__Given exercise__:
Pick out all lines in the listing holding the string "number" and copy them.
──────── Data shown
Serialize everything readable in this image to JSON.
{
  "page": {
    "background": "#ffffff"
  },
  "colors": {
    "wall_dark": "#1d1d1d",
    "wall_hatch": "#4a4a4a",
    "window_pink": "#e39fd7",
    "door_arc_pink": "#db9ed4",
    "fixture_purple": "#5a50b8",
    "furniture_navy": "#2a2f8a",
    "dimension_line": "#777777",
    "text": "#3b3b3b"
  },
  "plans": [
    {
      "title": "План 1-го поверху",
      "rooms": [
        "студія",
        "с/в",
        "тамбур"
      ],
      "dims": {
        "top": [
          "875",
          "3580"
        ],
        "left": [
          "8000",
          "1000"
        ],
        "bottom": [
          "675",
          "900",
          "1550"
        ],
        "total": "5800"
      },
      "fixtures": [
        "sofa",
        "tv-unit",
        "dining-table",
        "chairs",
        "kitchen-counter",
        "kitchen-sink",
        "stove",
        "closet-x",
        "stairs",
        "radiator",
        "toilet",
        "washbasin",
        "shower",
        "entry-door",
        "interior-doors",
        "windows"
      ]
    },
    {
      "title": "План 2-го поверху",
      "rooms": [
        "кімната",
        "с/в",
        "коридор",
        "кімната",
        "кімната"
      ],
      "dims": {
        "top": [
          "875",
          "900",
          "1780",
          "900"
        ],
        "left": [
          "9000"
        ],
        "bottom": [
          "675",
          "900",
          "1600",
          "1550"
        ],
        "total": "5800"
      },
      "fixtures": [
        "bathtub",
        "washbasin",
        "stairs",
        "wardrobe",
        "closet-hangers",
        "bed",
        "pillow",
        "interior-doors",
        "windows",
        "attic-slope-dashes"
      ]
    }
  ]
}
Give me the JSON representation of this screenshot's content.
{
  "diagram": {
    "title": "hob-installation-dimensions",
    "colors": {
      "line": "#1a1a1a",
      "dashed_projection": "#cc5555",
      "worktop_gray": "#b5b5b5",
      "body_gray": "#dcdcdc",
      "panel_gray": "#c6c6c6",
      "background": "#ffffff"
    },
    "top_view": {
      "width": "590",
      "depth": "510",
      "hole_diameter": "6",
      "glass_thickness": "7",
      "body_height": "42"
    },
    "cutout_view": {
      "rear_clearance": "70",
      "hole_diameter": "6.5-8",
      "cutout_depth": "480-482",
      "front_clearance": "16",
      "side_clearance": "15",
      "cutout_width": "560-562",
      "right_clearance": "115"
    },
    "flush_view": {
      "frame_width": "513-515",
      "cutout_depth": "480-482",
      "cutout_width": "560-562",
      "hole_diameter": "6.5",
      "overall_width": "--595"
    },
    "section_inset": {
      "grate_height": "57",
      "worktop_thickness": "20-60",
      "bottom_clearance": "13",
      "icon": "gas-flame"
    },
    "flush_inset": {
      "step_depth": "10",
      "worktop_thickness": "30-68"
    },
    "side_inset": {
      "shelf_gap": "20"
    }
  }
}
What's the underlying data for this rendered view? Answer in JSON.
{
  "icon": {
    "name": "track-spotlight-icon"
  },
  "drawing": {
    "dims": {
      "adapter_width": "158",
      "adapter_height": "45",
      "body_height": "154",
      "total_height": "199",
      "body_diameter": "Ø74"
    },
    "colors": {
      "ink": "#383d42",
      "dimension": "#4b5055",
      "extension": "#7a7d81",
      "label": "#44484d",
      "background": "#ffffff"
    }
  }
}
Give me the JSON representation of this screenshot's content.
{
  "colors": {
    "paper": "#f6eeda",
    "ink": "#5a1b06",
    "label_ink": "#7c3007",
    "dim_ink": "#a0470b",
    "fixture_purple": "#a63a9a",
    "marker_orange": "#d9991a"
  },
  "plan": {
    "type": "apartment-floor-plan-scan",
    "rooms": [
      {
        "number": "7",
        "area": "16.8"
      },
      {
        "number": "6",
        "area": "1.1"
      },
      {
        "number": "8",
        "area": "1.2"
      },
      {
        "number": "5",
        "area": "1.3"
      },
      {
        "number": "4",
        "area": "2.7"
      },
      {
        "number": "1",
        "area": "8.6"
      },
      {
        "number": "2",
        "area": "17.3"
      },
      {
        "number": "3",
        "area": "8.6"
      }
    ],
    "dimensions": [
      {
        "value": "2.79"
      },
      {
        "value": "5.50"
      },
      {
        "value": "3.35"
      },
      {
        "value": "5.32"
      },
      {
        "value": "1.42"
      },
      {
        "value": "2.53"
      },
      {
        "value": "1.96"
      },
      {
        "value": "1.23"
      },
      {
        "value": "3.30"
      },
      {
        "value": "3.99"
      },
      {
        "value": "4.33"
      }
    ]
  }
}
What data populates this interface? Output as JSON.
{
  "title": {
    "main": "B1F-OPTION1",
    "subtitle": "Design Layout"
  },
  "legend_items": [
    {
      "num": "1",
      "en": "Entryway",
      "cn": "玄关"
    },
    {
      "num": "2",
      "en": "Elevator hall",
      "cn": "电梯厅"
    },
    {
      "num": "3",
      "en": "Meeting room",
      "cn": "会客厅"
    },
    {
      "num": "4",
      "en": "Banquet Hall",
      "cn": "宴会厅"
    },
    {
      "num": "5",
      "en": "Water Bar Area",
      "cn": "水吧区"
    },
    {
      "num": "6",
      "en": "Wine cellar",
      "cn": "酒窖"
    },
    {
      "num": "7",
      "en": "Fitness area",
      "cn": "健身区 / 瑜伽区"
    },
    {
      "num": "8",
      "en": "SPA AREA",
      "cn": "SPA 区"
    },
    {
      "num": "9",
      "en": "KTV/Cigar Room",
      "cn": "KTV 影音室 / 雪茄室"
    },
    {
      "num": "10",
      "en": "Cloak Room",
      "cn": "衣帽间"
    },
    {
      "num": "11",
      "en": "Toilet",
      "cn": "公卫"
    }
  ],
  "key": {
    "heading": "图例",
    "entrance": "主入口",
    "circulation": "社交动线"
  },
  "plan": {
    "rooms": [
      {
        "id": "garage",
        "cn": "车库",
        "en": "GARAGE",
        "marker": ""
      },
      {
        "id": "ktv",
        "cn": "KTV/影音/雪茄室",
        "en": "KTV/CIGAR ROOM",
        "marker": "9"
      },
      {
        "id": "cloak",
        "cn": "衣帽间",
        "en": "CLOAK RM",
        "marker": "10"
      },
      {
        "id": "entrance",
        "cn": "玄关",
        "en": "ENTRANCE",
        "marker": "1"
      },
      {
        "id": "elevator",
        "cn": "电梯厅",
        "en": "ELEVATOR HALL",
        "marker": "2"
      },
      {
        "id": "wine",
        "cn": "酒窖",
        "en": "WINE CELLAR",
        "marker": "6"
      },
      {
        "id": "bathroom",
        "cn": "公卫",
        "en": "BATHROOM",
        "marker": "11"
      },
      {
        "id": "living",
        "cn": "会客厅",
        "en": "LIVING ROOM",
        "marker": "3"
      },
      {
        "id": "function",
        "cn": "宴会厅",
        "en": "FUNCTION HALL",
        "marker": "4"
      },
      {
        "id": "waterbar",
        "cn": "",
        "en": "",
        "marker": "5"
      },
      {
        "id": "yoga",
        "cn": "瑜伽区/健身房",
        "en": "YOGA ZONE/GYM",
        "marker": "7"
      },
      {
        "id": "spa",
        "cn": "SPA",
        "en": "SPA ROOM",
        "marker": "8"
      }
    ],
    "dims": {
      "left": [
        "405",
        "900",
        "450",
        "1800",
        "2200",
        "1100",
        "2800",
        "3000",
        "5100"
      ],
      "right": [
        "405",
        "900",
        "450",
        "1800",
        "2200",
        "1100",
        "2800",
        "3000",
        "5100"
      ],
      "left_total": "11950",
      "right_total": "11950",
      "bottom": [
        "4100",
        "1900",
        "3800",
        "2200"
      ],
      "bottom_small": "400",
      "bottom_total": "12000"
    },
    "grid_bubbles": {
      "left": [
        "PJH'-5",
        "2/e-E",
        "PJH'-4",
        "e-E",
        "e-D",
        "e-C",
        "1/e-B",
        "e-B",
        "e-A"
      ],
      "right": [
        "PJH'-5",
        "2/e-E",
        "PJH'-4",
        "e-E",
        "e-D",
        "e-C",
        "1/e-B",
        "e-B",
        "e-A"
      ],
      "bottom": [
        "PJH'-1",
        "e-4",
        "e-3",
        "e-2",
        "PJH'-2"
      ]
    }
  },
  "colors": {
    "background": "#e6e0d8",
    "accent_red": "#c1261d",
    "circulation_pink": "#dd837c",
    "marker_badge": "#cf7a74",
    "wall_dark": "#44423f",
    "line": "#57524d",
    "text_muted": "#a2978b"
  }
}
────────────────
__Complete response__:
        "number": "7",
        "number": "6",
        "number": "8",
        "number": "5",
        "number": "4",
        "number": "1",
        "number": "2",
        "number": "3",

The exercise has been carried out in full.